- [Job] Copy each line of the records below verbatim, preserving every character, misspelling and bracketed coordinate unchanged.
[start of Supplied information]
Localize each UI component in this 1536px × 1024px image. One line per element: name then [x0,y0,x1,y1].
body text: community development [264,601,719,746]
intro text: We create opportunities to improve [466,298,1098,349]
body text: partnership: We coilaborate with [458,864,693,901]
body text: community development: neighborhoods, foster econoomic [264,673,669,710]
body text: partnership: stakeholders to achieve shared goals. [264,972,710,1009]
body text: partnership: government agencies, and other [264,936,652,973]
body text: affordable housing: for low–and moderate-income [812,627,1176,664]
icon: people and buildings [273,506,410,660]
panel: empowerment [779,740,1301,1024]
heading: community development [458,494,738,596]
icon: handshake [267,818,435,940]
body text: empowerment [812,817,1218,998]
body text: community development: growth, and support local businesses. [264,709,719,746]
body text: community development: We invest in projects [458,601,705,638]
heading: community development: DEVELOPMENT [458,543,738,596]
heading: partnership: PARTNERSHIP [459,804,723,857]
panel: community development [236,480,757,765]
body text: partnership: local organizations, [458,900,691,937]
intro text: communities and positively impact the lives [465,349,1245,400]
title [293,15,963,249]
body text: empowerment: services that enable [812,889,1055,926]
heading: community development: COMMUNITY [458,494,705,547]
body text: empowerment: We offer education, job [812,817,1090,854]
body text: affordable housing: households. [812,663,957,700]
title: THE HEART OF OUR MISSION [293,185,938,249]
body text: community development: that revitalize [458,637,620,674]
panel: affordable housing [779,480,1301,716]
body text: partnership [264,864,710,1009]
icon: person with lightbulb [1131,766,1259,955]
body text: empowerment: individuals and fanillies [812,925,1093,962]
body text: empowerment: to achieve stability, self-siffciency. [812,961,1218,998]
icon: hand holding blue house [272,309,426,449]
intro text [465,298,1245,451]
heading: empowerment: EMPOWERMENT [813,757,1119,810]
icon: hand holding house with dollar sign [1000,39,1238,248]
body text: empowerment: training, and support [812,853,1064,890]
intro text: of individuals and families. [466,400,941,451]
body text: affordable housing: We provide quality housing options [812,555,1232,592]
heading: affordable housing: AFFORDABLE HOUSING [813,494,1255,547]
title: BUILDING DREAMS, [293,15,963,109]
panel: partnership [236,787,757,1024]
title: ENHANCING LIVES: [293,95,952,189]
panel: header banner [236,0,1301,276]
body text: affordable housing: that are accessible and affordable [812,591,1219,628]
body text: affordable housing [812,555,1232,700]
[end of Supplied information]
- [Finished task]
Localize each UI component in this 1536px × 1024px image. One line per element: name then [x0,y0,x1,y1].
body text: community development [264,601,719,746]
intro text: We create opportunities to improve [466,298,1098,349]
body text: partnership: We coilaborate with [458,864,693,901]
body text: community development: neighborhoods, foster econoomic [264,673,669,710]
body text: partnership: stakeholders to achieve shared goals. [264,972,710,1009]
body text: partnership: government agencies, and other [264,936,652,973]
body text: affordable housing: for low–and moderate-income [812,627,1176,664]
icon: people and buildings [273,506,410,660]
panel: empowerment [779,740,1301,1024]
heading: community development [458,494,738,596]
icon: handshake [267,818,435,940]
body text: empowerment [812,817,1218,998]
body text: community development: growth, and support local businesses. [264,709,719,746]
body text: community development: We invest in projects [458,601,705,638]
heading: community development: DEVELOPMENT [458,543,738,596]
heading: partnership: PARTNERSHIP [459,804,723,857]
panel: community development [236,480,757,765]
body text: partnership: local organizations, [458,900,691,937]
intro text: communities and positively impact the lives [465,349,1245,400]
title [293,15,963,249]
body text: empowerment: services that enable [812,889,1055,926]
heading: community development: COMMUNITY [458,494,705,547]
body text: empowerment: We offer education, job [812,817,1090,854]
body text: affordable housing: households. [812,663,957,700]
title: THE HEART OF OUR MISSION [293,185,938,249]
body text: community development: that revitalize [458,637,620,674]
panel: affordable housing [779,480,1301,716]
body text: partnership [264,864,710,1009]
icon: person with lightbulb [1131,766,1259,955]
body text: empowerment: individuals and fanillies [812,925,1093,962]
body text: empowerment: to achieve stability, self-siffciency. [812,961,1218,998]
icon: hand holding blue house [272,309,426,449]
intro text [465,298,1245,451]
heading: empowerment: EMPOWERMENT [813,757,1119,810]
icon: hand holding house with dollar sign [1000,39,1238,248]
body text: empowerment: training, and support [812,853,1064,890]
intro text: of individuals and families. [466,400,941,451]
body text: affordable housing: We provide quality housing options [812,555,1232,592]
heading: affordable housing: AFFORDABLE HOUSING [813,494,1255,547]
title: BUILDING DREAMS, [293,15,963,109]
panel: partnership [236,787,757,1024]
title: ENHANCING LIVES: [293,95,952,189]
panel: header banner [236,0,1301,276]
body text: affordable housing: that are accessible and affordable [812,591,1219,628]
body text: affordable housing [812,555,1232,700]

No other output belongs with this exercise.